» **The request**:
Return, word for word, only the lines from the one containing "What's the underlying" through the last line of the entries.

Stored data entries
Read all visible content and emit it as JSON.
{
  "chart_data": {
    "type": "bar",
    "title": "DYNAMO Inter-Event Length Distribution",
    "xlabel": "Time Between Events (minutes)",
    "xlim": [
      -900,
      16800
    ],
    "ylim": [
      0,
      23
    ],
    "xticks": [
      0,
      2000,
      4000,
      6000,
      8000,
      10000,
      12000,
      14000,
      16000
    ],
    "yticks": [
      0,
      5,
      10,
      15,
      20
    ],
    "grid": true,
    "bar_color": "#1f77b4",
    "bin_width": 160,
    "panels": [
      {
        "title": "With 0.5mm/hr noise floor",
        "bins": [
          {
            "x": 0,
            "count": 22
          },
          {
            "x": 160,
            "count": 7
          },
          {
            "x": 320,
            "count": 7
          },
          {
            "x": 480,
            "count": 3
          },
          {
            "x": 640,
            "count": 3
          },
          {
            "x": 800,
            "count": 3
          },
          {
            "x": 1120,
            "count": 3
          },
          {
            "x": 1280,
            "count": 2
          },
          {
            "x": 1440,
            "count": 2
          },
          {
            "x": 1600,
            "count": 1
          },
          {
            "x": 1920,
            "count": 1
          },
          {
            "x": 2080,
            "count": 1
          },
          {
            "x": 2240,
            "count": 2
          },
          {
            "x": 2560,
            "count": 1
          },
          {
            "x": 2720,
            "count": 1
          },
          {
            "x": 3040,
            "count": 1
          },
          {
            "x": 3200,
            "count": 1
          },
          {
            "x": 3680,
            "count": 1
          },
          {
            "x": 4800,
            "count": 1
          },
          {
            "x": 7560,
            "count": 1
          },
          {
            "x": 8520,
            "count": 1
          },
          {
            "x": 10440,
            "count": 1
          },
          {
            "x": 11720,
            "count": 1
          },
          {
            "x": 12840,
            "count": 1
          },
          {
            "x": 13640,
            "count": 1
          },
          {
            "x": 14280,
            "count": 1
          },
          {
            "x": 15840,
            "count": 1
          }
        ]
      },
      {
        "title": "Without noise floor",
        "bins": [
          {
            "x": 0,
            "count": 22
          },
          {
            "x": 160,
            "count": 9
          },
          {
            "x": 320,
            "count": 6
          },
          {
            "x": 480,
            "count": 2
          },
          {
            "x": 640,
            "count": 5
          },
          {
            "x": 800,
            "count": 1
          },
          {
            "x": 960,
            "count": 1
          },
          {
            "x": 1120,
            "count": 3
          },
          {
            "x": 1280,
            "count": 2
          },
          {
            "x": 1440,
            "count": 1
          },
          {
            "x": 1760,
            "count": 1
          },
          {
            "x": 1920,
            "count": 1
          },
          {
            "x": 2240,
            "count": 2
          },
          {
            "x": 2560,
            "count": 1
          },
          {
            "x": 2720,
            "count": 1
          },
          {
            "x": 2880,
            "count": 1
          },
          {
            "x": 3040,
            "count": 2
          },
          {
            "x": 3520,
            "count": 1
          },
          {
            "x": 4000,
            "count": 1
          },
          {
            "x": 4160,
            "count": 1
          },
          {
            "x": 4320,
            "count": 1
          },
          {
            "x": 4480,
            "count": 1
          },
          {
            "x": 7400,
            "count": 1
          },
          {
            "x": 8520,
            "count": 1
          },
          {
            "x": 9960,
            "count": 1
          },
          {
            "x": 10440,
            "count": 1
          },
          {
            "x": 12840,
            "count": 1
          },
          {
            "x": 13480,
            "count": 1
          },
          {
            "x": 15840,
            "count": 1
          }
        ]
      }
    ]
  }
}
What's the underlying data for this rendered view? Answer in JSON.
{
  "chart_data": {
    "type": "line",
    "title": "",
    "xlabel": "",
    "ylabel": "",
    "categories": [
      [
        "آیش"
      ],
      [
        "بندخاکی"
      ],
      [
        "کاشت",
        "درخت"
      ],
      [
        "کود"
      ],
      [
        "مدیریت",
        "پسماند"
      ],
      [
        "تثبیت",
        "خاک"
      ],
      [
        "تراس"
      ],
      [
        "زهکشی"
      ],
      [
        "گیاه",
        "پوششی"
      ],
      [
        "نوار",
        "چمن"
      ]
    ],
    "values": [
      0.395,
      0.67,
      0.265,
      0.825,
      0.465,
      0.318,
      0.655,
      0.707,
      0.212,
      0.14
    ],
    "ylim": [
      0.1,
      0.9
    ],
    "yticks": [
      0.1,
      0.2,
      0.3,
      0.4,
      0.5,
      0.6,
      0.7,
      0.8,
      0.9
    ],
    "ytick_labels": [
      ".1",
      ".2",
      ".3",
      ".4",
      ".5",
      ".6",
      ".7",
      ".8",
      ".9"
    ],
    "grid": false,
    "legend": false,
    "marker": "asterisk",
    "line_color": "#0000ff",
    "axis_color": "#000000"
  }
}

» **Response to the exercise**:
What's the underlying data for this rendered view? Answer in JSON.
{
  "chart_data": {
    "type": "line",
    "title": "",
    "xlabel": "",
    "ylabel": "",
    "categories": [
      [
        "آیش"
      ],
      [
        "بندخاکی"
      ],
      [
        "کاشت",
        "درخت"
      ],
      [
        "کود"
      ],
      [
        "مدیریت",
        "پسماند"
      ],
      [
        "تثبیت",
        "خاک"
      ],
      [
        "تراس"
      ],
      [
        "زهکشی"
      ],
      [
        "گیاه",
        "پوششی"
      ],
      [
        "نوار",
        "چمن"
      ]
    ],
    "values": [
      0.395,
      0.67,
      0.265,
      0.825,
      0.465,
      0.318,
      0.655,
      0.707,
      0.212,
      0.14
    ],
    "ylim": [
      0.1,
      0.9
    ],
    "yticks": [
      0.1,
      0.2,
      0.3,
      0.4,
      0.5,
      0.6,
      0.7,
      0.8,
      0.9
    ],
    "ytick_labels": [
      ".1",
      ".2",
      ".3",
      ".4",
      ".5",
      ".6",
      ".7",
      ".8",
      ".9"
    ],
    "grid": false,
    "legend": false,
    "marker": "asterisk",
    "line_color": "#0000ff",
    "axis_color": "#000000"
  }
}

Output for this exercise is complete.